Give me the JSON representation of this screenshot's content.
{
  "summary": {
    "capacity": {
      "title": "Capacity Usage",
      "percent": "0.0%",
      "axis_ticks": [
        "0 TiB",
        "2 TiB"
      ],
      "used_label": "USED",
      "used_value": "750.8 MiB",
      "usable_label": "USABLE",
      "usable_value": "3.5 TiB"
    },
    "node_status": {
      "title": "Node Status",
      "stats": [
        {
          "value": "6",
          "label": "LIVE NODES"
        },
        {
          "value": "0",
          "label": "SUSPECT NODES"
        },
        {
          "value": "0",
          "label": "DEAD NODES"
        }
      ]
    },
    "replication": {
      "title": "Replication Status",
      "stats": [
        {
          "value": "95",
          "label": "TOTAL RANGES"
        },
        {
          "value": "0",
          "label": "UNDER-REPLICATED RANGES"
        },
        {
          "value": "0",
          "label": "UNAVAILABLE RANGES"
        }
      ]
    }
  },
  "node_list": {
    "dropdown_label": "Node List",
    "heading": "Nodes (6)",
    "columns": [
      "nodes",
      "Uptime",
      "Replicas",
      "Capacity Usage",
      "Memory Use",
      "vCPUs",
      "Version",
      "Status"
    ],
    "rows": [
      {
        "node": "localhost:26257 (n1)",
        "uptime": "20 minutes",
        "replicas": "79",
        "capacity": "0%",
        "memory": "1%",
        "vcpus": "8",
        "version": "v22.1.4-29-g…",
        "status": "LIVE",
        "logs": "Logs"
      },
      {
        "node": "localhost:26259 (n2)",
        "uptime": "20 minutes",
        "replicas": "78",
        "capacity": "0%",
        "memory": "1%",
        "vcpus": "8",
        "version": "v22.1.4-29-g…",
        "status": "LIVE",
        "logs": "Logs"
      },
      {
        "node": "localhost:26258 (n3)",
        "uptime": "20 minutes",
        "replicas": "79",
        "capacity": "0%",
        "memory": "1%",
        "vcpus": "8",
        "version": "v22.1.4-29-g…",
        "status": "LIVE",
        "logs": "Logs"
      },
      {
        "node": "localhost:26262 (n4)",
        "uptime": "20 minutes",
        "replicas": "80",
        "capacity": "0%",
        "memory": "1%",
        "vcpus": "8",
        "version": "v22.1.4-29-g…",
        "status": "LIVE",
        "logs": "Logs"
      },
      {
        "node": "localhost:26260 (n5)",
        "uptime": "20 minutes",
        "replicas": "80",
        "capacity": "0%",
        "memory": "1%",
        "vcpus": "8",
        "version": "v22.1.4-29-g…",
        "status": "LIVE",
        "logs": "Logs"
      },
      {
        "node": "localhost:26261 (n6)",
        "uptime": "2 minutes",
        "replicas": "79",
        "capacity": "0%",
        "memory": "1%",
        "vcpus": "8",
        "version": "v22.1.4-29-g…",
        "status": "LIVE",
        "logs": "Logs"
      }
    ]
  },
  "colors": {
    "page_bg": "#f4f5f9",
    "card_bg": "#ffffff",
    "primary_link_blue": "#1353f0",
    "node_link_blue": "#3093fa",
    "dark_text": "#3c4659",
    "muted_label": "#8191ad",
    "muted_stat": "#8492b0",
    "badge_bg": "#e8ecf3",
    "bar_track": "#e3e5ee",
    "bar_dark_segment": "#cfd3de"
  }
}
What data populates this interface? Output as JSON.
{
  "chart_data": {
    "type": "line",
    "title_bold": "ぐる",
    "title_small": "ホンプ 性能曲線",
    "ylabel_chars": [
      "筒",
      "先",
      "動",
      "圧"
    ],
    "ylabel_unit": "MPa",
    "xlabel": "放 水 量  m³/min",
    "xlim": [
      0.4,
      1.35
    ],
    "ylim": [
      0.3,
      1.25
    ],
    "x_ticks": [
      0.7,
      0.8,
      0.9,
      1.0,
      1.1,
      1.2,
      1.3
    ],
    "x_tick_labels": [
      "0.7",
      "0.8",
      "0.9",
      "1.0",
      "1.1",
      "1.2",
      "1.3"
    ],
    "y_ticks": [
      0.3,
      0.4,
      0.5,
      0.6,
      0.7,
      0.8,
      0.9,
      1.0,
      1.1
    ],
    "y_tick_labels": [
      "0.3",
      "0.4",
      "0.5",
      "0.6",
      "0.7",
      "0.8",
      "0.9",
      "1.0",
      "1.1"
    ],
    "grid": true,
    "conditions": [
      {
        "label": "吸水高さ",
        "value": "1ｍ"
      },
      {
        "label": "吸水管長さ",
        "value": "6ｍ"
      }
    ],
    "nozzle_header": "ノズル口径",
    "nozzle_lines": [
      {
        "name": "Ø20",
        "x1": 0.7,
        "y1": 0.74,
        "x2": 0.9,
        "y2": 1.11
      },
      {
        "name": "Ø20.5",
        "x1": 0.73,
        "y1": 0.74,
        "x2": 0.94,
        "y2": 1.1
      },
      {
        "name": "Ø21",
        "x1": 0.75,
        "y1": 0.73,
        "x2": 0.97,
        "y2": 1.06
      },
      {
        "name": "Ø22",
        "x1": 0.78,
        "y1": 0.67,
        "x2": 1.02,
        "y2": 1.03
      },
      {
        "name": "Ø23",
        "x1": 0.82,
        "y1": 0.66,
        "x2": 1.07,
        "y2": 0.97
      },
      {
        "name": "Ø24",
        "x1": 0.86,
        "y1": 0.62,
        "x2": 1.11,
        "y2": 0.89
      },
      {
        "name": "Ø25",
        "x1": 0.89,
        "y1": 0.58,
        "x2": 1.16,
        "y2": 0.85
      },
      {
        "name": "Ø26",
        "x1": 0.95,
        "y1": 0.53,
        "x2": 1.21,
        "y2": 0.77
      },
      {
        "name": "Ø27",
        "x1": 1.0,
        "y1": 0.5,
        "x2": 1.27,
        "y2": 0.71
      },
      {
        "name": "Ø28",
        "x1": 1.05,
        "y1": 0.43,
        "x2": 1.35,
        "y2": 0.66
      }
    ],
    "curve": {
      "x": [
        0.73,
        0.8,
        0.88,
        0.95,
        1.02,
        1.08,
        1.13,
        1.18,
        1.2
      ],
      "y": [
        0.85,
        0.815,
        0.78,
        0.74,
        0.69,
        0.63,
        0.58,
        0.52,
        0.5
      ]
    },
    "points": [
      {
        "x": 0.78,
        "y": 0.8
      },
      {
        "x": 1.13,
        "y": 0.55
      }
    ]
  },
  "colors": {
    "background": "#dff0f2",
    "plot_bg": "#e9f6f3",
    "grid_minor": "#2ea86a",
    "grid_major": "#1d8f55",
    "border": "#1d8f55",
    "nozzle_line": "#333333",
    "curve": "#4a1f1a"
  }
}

────────────────────────────────────────

> **Work to complete**
Write the material out again word for word.

> **The result**
Give me the JSON representation of this screenshot's content.
{
  "summary": {
    "capacity": {
      "title": "Capacity Usage",
      "percent": "0.0%",
      "axis_ticks": [
        "0 TiB",
        "2 TiB"
      ],
      "used_label": "USED",
      "used_value": "750.8 MiB",
      "usable_label": "USABLE",
      "usable_value": "3.5 TiB"
    },
    "node_status": {
      "title": "Node Status",
      "stats": [
        {
          "value": "6",
          "label": "LIVE NODES"
        },
        {
          "value": "0",
          "label": "SUSPECT NODES"
        },
        {
          "value": "0",
          "label": "DEAD NODES"
        }
      ]
    },
    "replication": {
      "title": "Replication Status",
      "stats": [
        {
          "value": "95",
          "label": "TOTAL RANGES"
        },
        {
          "value": "0",
          "label": "UNDER-REPLICATED RANGES"
        },
        {
          "value": "0",
          "label": "UNAVAILABLE RANGES"
        }
      ]
    }
  },
  "node_list": {
    "dropdown_label": "Node List",
    "heading": "Nodes (6)",
    "columns": [
      "nodes",
      "Uptime",
      "Replicas",
      "Capacity Usage",
      "Memory Use",
      "vCPUs",
      "Version",
      "Status"
    ],
    "rows": [
      {
        "node": "localhost:26257 (n1)",
        "uptime": "20 minutes",
        "replicas": "79",
        "capacity": "0%",
        "memory": "1%",
        "vcpus": "8",
        "version": "v22.1.4-29-g…",
        "status": "LIVE",
        "logs": "Logs"
      },
      {
        "node": "localhost:26259 (n2)",
        "uptime": "20 minutes",
        "replicas": "78",
        "capacity": "0%",
        "memory": "1%",
        "vcpus": "8",
        "version": "v22.1.4-29-g…",
        "status": "LIVE",
        "logs": "Logs"
      },
      {
        "node": "localhost:26258 (n3)",
        "uptime": "20 minutes",
        "replicas": "79",
        "capacity": "0%",
        "memory": "1%",
        "vcpus": "8",
        "version": "v22.1.4-29-g…",
        "status": "LIVE",
        "logs": "Logs"
      },
      {
        "node": "localhost:26262 (n4)",
        "uptime": "20 minutes",
        "replicas": "80",
        "capacity": "0%",
        "memory": "1%",
        "vcpus": "8",
        "version": "v22.1.4-29-g…",
        "status": "LIVE",
        "logs": "Logs"
      },
      {
        "node": "localhost:26260 (n5)",
        "uptime": "20 minutes",
        "replicas": "80",
        "capacity": "0%",
        "memory": "1%",
        "vcpus": "8",
        "version": "v22.1.4-29-g…",
        "status": "LIVE",
        "logs": "Logs"
      },
      {
        "node": "localhost:26261 (n6)",
        "uptime": "2 minutes",
        "replicas": "79",
        "capacity": "0%",
        "memory": "1%",
        "vcpus": "8",
        "version": "v22.1.4-29-g…",
        "status": "LIVE",
        "logs": "Logs"
      }
    ]
  },
  "colors": {
    "page_bg": "#f4f5f9",
    "card_bg": "#ffffff",
    "primary_link_blue": "#1353f0",
    "node_link_blue": "#3093fa",
    "dark_text": "#3c4659",
    "muted_label": "#8191ad",
    "muted_stat": "#8492b0",
    "badge_bg": "#e8ecf3",
    "bar_track": "#e3e5ee",
    "bar_dark_segment": "#cfd3de"
  }
}
What data populates this interface? Output as JSON.
{
  "chart_data": {
    "type": "line",
    "title_bold": "ぐる",
    "title_small": "ホンプ 性能曲線",
    "ylabel_chars": [
      "筒",
      "先",
      "動",
      "圧"
    ],
    "ylabel_unit": "MPa",
    "xlabel": "放 水 量  m³/min",
    "xlim": [
      0.4,
      1.35
    ],
    "ylim": [
      0.3,
      1.25
    ],
    "x_ticks": [
      0.7,
      0.8,
      0.9,
      1.0,
      1.1,
      1.2,
      1.3
    ],
    "x_tick_labels": [
      "0.7",
      "0.8",
      "0.9",
      "1.0",
      "1.1",
      "1.2",
      "1.3"
    ],
    "y_ticks": [
      0.3,
      0.4,
      0.5,
      0.6,
      0.7,
      0.8,
      0.9,
      1.0,
      1.1
    ],
    "y_tick_labels": [
      "0.3",
      "0.4",
      "0.5",
      "0.6",
      "0.7",
      "0.8",
      "0.9",
      "1.0",
      "1.1"
    ],
    "grid": true,
    "conditions": [
      {
        "label": "吸水高さ",
        "value": "1ｍ"
      },
      {
        "label": "吸水管長さ",
        "value": "6ｍ"
      }
    ],
    "nozzle_header": "ノズル口径",
    "nozzle_lines": [
      {
        "name": "Ø20",
        "x1": 0.7,
        "y1": 0.74,
        "x2": 0.9,
        "y2": 1.11
      },
      {
        "name": "Ø20.5",
        "x1": 0.73,
        "y1": 0.74,
        "x2": 0.94,
        "y2": 1.1
      },
      {
        "name": "Ø21",
        "x1": 0.75,
        "y1": 0.73,
        "x2": 0.97,
        "y2": 1.06
      },
      {
        "name": "Ø22",
        "x1": 0.78,
        "y1": 0.67,
        "x2": 1.02,
        "y2": 1.03
      },
      {
        "name": "Ø23",
        "x1": 0.82,
        "y1": 0.66,
        "x2": 1.07,
        "y2": 0.97
      },
      {
        "name": "Ø24",
        "x1": 0.86,
        "y1": 0.62,
        "x2": 1.11,
        "y2": 0.89
      },
      {
        "name": "Ø25",
        "x1": 0.89,
        "y1": 0.58,
        "x2": 1.16,
        "y2": 0.85
      },
      {
        "name": "Ø26",
        "x1": 0.95,
        "y1": 0.53,
        "x2": 1.21,
        "y2": 0.77
      },
      {
        "name": "Ø27",
        "x1": 1.0,
        "y1": 0.5,
        "x2": 1.27,
        "y2": 0.71
      },
      {
        "name": "Ø28",
        "x1": 1.05,
        "y1": 0.43,
        "x2": 1.35,
        "y2": 0.66
      }
    ],
    "curve": {
      "x": [
        0.73,
        0.8,
        0.88,
        0.95,
        1.02,
        1.08,
        1.13,
        1.18,
        1.2
      ],
      "y": [
        0.85,
        0.815,
        0.78,
        0.74,
        0.69,
        0.63,
        0.58,
        0.52,
        0.5
      ]
    },
    "points": [
      {
        "x": 0.78,
        "y": 0.8
      },
      {
        "x": 1.13,
        "y": 0.55
      }
    ]
  },
  "colors": {
    "background": "#dff0f2",
    "plot_bg": "#e9f6f3",
    "grid_minor": "#2ea86a",
    "grid_major": "#1d8f55",
    "border": "#1d8f55",
    "nozzle_line": "#333333",
    "curve": "#4a1f1a"
  }
}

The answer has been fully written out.